--- START OF INFORMATION SUPPLIED ---

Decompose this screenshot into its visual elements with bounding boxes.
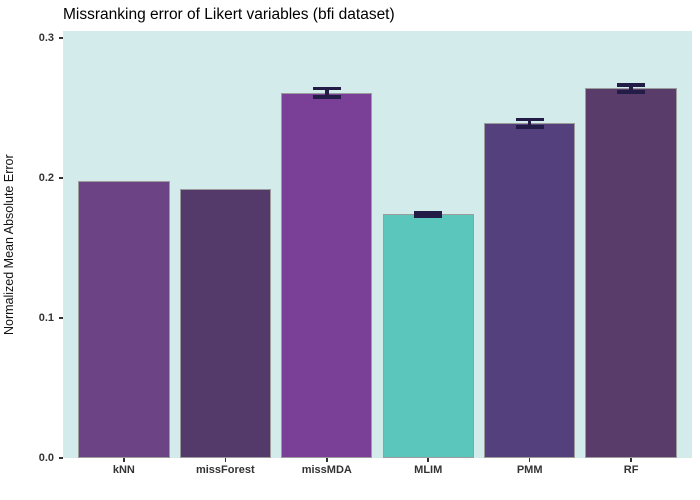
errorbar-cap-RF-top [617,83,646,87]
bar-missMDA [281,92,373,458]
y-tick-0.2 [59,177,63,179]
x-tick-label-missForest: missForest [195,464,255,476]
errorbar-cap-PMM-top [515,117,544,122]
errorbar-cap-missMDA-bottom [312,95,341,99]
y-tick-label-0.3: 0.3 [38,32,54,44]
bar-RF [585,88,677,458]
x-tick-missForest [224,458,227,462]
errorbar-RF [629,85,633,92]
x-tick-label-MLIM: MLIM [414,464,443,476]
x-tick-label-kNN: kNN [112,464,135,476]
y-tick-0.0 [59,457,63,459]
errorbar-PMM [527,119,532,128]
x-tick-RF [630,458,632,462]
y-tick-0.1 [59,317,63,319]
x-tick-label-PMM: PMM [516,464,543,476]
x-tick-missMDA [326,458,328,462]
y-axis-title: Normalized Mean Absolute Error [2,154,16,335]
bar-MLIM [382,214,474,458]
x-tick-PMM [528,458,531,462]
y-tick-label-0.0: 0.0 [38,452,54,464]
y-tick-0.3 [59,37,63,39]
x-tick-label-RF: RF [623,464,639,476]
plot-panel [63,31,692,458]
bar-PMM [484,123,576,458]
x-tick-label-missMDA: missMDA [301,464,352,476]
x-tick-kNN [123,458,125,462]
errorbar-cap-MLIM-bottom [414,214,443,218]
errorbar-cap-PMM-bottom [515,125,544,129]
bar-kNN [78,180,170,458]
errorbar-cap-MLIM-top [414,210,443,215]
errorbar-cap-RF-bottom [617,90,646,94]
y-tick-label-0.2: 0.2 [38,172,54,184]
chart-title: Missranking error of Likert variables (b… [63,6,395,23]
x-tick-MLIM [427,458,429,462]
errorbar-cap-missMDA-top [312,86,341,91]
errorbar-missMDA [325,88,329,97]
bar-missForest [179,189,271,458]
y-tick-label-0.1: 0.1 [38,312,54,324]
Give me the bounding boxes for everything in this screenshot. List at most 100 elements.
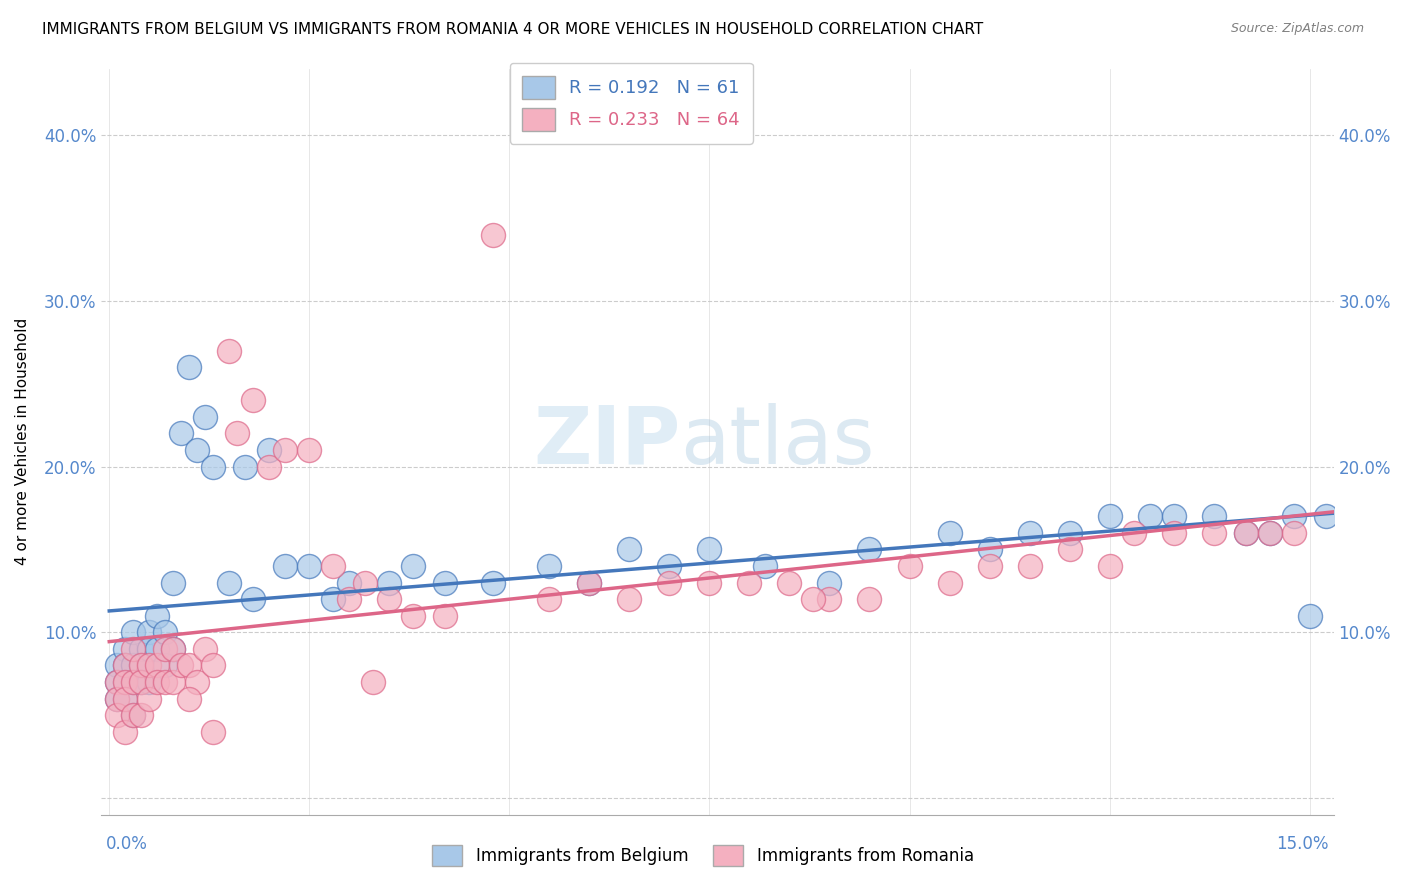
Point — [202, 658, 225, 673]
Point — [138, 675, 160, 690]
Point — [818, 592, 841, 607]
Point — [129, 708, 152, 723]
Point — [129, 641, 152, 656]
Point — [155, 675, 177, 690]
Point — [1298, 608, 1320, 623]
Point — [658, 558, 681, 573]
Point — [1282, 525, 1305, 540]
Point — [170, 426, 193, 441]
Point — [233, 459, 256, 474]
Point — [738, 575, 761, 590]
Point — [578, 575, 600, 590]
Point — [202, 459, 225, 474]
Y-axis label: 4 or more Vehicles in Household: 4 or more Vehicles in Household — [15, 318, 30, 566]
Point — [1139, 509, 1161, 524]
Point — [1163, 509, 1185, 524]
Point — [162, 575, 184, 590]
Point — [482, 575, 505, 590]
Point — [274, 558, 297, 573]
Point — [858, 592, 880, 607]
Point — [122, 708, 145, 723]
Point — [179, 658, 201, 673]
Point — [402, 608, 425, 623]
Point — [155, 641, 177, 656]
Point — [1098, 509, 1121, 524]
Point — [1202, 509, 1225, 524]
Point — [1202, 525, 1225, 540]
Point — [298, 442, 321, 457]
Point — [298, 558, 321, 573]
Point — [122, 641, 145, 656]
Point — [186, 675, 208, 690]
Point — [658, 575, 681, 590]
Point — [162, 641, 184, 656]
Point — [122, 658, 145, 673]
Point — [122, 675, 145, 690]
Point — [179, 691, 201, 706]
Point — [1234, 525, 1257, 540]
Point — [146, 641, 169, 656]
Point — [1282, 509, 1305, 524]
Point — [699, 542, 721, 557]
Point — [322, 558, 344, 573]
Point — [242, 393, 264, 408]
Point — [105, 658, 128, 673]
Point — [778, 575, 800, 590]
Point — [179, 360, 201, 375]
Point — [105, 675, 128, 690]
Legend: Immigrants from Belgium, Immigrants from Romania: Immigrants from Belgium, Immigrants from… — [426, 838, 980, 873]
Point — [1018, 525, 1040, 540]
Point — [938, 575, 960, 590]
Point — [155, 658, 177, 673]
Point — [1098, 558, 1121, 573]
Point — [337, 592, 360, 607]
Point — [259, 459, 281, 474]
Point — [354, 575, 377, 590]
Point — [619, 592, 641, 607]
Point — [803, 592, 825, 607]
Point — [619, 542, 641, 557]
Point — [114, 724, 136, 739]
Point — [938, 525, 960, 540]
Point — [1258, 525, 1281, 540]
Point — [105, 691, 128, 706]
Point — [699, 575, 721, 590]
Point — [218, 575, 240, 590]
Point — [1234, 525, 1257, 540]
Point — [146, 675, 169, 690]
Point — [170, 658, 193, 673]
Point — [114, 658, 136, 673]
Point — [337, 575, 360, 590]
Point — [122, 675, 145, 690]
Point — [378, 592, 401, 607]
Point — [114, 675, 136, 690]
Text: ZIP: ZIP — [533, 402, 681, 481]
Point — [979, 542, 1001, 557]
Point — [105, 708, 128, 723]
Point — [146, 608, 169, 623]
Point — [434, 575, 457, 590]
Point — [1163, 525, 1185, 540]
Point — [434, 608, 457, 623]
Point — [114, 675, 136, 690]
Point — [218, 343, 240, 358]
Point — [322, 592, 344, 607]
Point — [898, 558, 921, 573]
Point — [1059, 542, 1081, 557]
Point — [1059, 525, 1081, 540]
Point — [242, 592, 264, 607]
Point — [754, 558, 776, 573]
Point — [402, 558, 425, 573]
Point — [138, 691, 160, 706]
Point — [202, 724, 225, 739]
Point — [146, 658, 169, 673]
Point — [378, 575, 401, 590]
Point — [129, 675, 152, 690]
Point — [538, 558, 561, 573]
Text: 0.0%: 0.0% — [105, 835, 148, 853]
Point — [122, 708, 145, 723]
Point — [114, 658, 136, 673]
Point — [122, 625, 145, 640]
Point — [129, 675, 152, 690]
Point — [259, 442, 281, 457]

--- END OF INFORMATION SUPPLIED ---

REQUIREMENT =>
Print all of the rows above again without changing a single character, and leave out the pictures.

RESPONSE TO THE EXERCISE =>
Decompose this screenshot into its visual elements with bounding boxes.
errorbar-cap-RF-top [617,83,646,87]
bar-missMDA [281,92,373,458]
y-tick-0.2 [59,177,63,179]
x-tick-label-missForest: missForest [195,464,255,476]
errorbar-cap-PMM-top [515,117,544,122]
errorbar-cap-missMDA-bottom [312,95,341,99]
y-tick-label-0.3: 0.3 [38,32,54,44]
bar-RF [585,88,677,458]
x-tick-missForest [224,458,227,462]
errorbar-RF [629,85,633,92]
x-tick-label-MLIM: MLIM [414,464,443,476]
x-tick-label-kNN: kNN [112,464,135,476]
y-tick-0.0 [59,457,63,459]
errorbar-PMM [527,119,532,128]
x-tick-RF [630,458,632,462]
y-tick-0.1 [59,317,63,319]
x-tick-label-PMM: PMM [516,464,543,476]
x-tick-missMDA [326,458,328,462]
y-axis-title: Normalized Mean Absolute Error [2,154,16,335]
bar-MLIM [382,214,474,458]
x-tick-PMM [528,458,531,462]
y-tick-label-0.0: 0.0 [38,452,54,464]
y-tick-0.3 [59,37,63,39]
x-tick-label-RF: RF [623,464,639,476]
plot-panel [63,31,692,458]
bar-PMM [484,123,576,458]
x-tick-label-missMDA: missMDA [301,464,352,476]
x-tick-kNN [123,458,125,462]
errorbar-cap-MLIM-bottom [414,214,443,218]
errorbar-cap-PMM-bottom [515,125,544,129]
bar-kNN [78,180,170,458]
errorbar-cap-MLIM-top [414,210,443,215]
errorbar-cap-RF-bottom [617,90,646,94]
y-tick-label-0.2: 0.2 [38,172,54,184]
chart-title: Missranking error of Likert variables (b… [63,6,395,23]
x-tick-MLIM [427,458,429,462]
errorbar-cap-missMDA-top [312,86,341,91]
errorbar-missMDA [325,88,329,97]
bar-missForest [179,189,271,458]
y-tick-label-0.1: 0.1 [38,312,54,324]
Give me the bounding boxes for everything in this screenshot. List at most 100 elements.
Point — [202, 658, 225, 673]
Point — [138, 675, 160, 690]
Point — [818, 592, 841, 607]
Point — [129, 708, 152, 723]
Point — [129, 641, 152, 656]
Point — [155, 675, 177, 690]
Point — [1298, 608, 1320, 623]
Point — [658, 558, 681, 573]
Point — [1282, 525, 1305, 540]
Point — [170, 426, 193, 441]
Point — [233, 459, 256, 474]
Point — [738, 575, 761, 590]
Point — [578, 575, 600, 590]
Point — [202, 459, 225, 474]
Y-axis label: 4 or more Vehicles in Household: 4 or more Vehicles in Household — [15, 318, 30, 566]
Point — [1139, 509, 1161, 524]
Point — [1163, 509, 1185, 524]
Point — [162, 575, 184, 590]
Point — [482, 575, 505, 590]
Point — [274, 558, 297, 573]
Point — [858, 592, 880, 607]
Point — [122, 708, 145, 723]
Point — [179, 658, 201, 673]
Point — [402, 608, 425, 623]
Point — [155, 641, 177, 656]
Point — [1098, 509, 1121, 524]
Point — [1202, 509, 1225, 524]
Point — [1202, 525, 1225, 540]
Point — [298, 442, 321, 457]
Point — [298, 558, 321, 573]
Point — [122, 641, 145, 656]
Point — [186, 675, 208, 690]
Point — [658, 575, 681, 590]
Point — [162, 641, 184, 656]
Point — [122, 658, 145, 673]
Point — [122, 675, 145, 690]
Point — [179, 691, 201, 706]
Point — [1234, 525, 1257, 540]
Point — [146, 641, 169, 656]
Point — [1282, 509, 1305, 524]
Point — [699, 542, 721, 557]
Point — [322, 558, 344, 573]
Point — [242, 393, 264, 408]
Point — [105, 658, 128, 673]
Point — [778, 575, 800, 590]
Point — [179, 360, 201, 375]
Point — [105, 675, 128, 690]
Legend: Immigrants from Belgium, Immigrants from Romania: Immigrants from Belgium, Immigrants from… — [426, 838, 980, 873]
Point — [1018, 525, 1040, 540]
Point — [938, 575, 960, 590]
Point — [155, 658, 177, 673]
Point — [1098, 558, 1121, 573]
Point — [337, 592, 360, 607]
Point — [259, 459, 281, 474]
Point — [354, 575, 377, 590]
Point — [619, 592, 641, 607]
Point — [803, 592, 825, 607]
Point — [619, 542, 641, 557]
Point — [114, 724, 136, 739]
Point — [938, 525, 960, 540]
Point — [1258, 525, 1281, 540]
Point — [105, 691, 128, 706]
Point — [699, 575, 721, 590]
Point — [218, 575, 240, 590]
Point — [1234, 525, 1257, 540]
Point — [146, 675, 169, 690]
Point — [170, 658, 193, 673]
Point — [114, 658, 136, 673]
Point — [337, 575, 360, 590]
Point — [122, 675, 145, 690]
Point — [378, 592, 401, 607]
Point — [114, 675, 136, 690]
Text: ZIP: ZIP — [533, 402, 681, 481]
Point — [979, 542, 1001, 557]
Point — [105, 708, 128, 723]
Point — [146, 608, 169, 623]
Point — [434, 575, 457, 590]
Point — [1163, 525, 1185, 540]
Point — [434, 608, 457, 623]
Point — [114, 675, 136, 690]
Point — [218, 343, 240, 358]
Point — [322, 592, 344, 607]
Point — [898, 558, 921, 573]
Point — [1059, 542, 1081, 557]
Point — [1059, 525, 1081, 540]
Point — [242, 592, 264, 607]
Point — [754, 558, 776, 573]
Point — [402, 558, 425, 573]
Point — [138, 691, 160, 706]
Point — [202, 724, 225, 739]
Point — [146, 658, 169, 673]
Point — [378, 575, 401, 590]
Point — [129, 675, 152, 690]
Point — [538, 558, 561, 573]
Text: 0.0%: 0.0% — [105, 835, 148, 853]
Point — [122, 708, 145, 723]
Point — [114, 658, 136, 673]
Point — [122, 625, 145, 640]
Point — [129, 675, 152, 690]
Point — [259, 442, 281, 457]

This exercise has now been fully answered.